• _INSTRUCTION_: Take the entries that follow and return only the lines from the one with "Convert this screenshot" through the final line, leaving every picture behind.

• _DATA SUPPLIED_:
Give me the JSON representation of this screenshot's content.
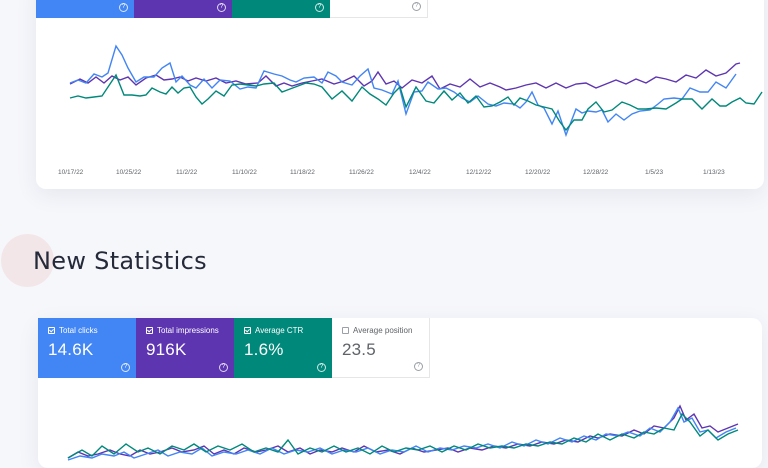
{
  "top_card": {
    "tiles": [
      {
        "label": "",
        "value": "",
        "checked": true,
        "color": "#4285f4"
      },
      {
        "label": "",
        "value": "",
        "checked": true,
        "color": "#5e35b1"
      },
      {
        "label": "",
        "value": "",
        "checked": true,
        "color": "#00897b"
      },
      {
        "label": "",
        "value": "",
        "checked": false,
        "color": "#ffffff"
      }
    ],
    "x_ticks": [
      "10/17/22",
      "10/25/22",
      "11/2/22",
      "11/10/22",
      "11/18/22",
      "11/26/22",
      "12/4/22",
      "12/12/22",
      "12/20/22",
      "12/28/22",
      "1/5/23",
      "1/13/23"
    ]
  },
  "section_title": "New Statistics",
  "bottom_card": {
    "tiles": [
      {
        "label": "Total clicks",
        "value": "14.6K",
        "checked": true,
        "color": "#4285f4"
      },
      {
        "label": "Total impressions",
        "value": "916K",
        "checked": true,
        "color": "#5e35b1"
      },
      {
        "label": "Average CTR",
        "value": "1.6%",
        "checked": true,
        "color": "#00897b"
      },
      {
        "label": "Average position",
        "value": "23.5",
        "checked": false,
        "color": "#ffffff"
      }
    ]
  },
  "colors": {
    "clicks": "#4285f4",
    "impressions": "#5e35b1",
    "ctr": "#00897b",
    "accent_circle": "#f3e6e8"
  },
  "icons": {
    "help": "question-circle-icon",
    "checkbox": "checkbox-icon"
  }
}
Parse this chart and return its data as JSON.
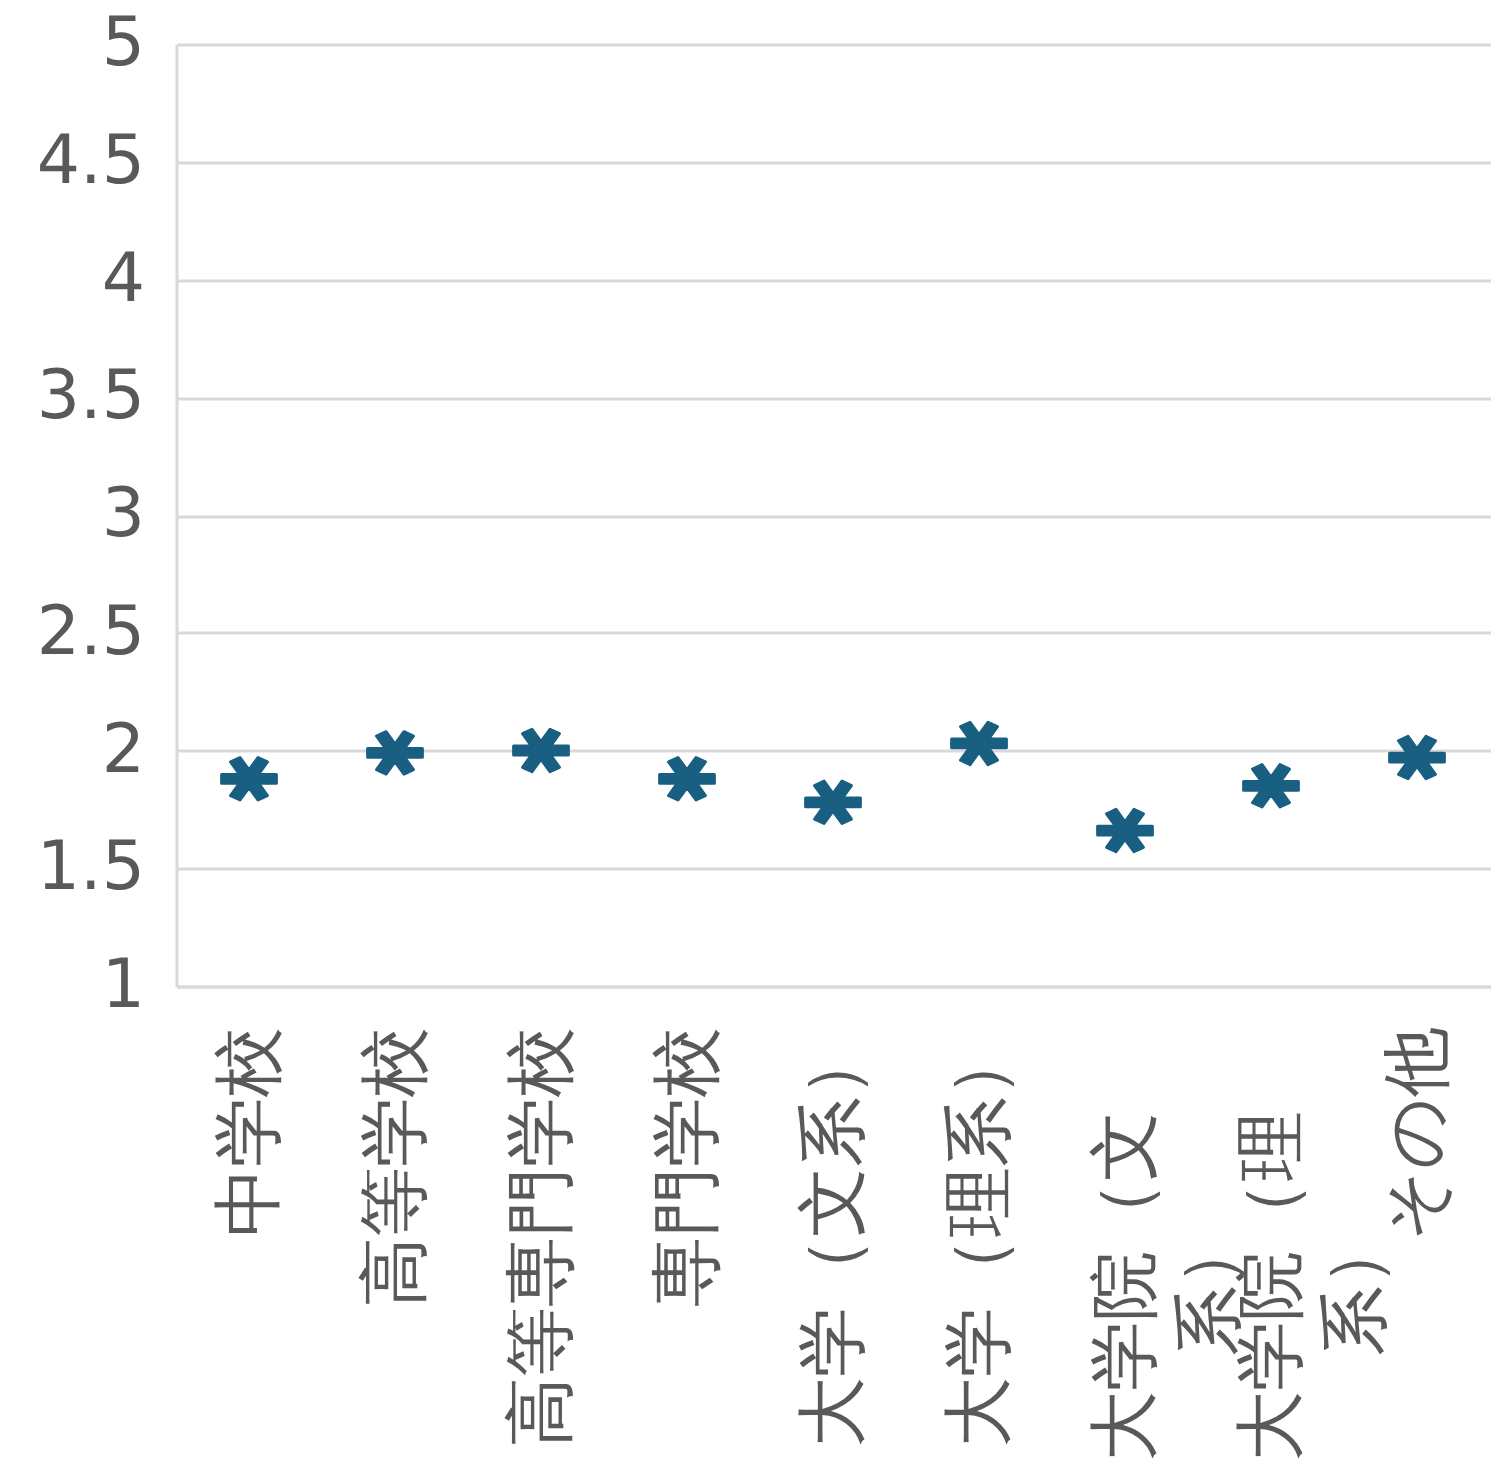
{
  "chart_data": {
    "type": "scatter",
    "categories": [
      "中学校",
      "高等学校",
      "高等専門学校",
      "専門学校",
      "大学（文系）",
      "大学（理系）",
      "大学院（文系）",
      "大学院（理系）",
      "その他"
    ],
    "series": [
      {
        "color": "#185f82",
        "values": [
          1.88,
          1.99,
          2.0,
          1.88,
          1.78,
          2.03,
          1.66,
          1.85,
          1.97
        ]
      }
    ],
    "ylim": [
      1,
      5
    ],
    "yticks": [
      1,
      1.5,
      2,
      2.5,
      3,
      3.5,
      4,
      4.5,
      5
    ],
    "grid": "y",
    "marker": "star"
  }
}
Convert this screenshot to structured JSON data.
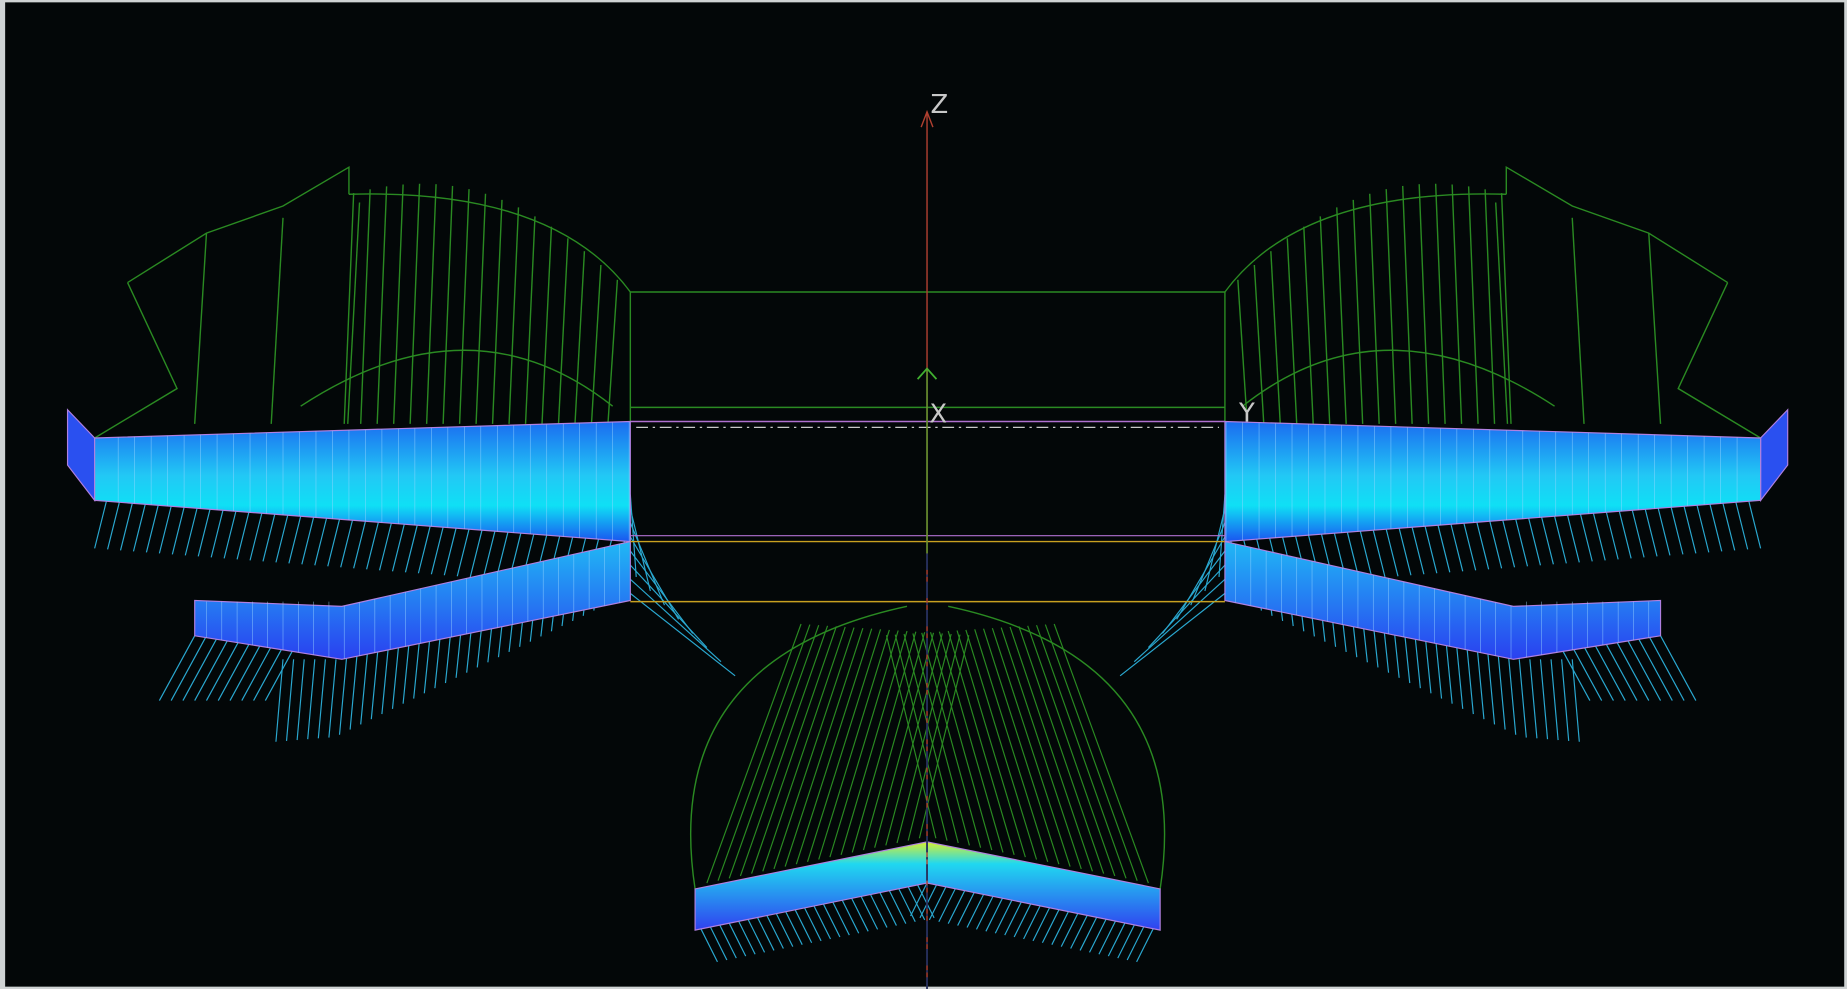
{
  "axes": {
    "z": "Z",
    "x": "X",
    "y": "Y"
  }
}
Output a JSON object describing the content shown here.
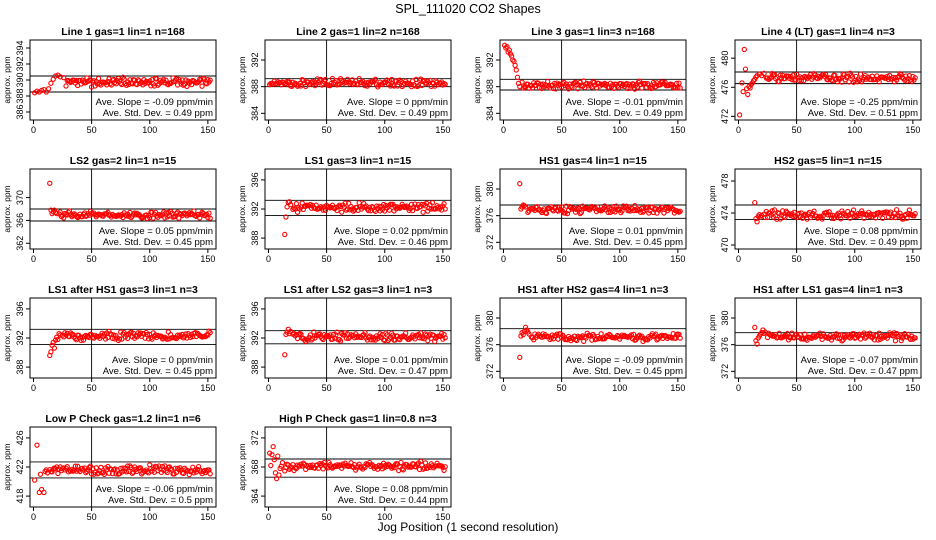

• _WRITTEN ANSWER_:
Convert this screenshot to structured JSON data.
{
  "axes": {
    "z": "Z",
    "x": "X",
    "y": "Y"
  }
}
Output a JSON object describing the content shown here.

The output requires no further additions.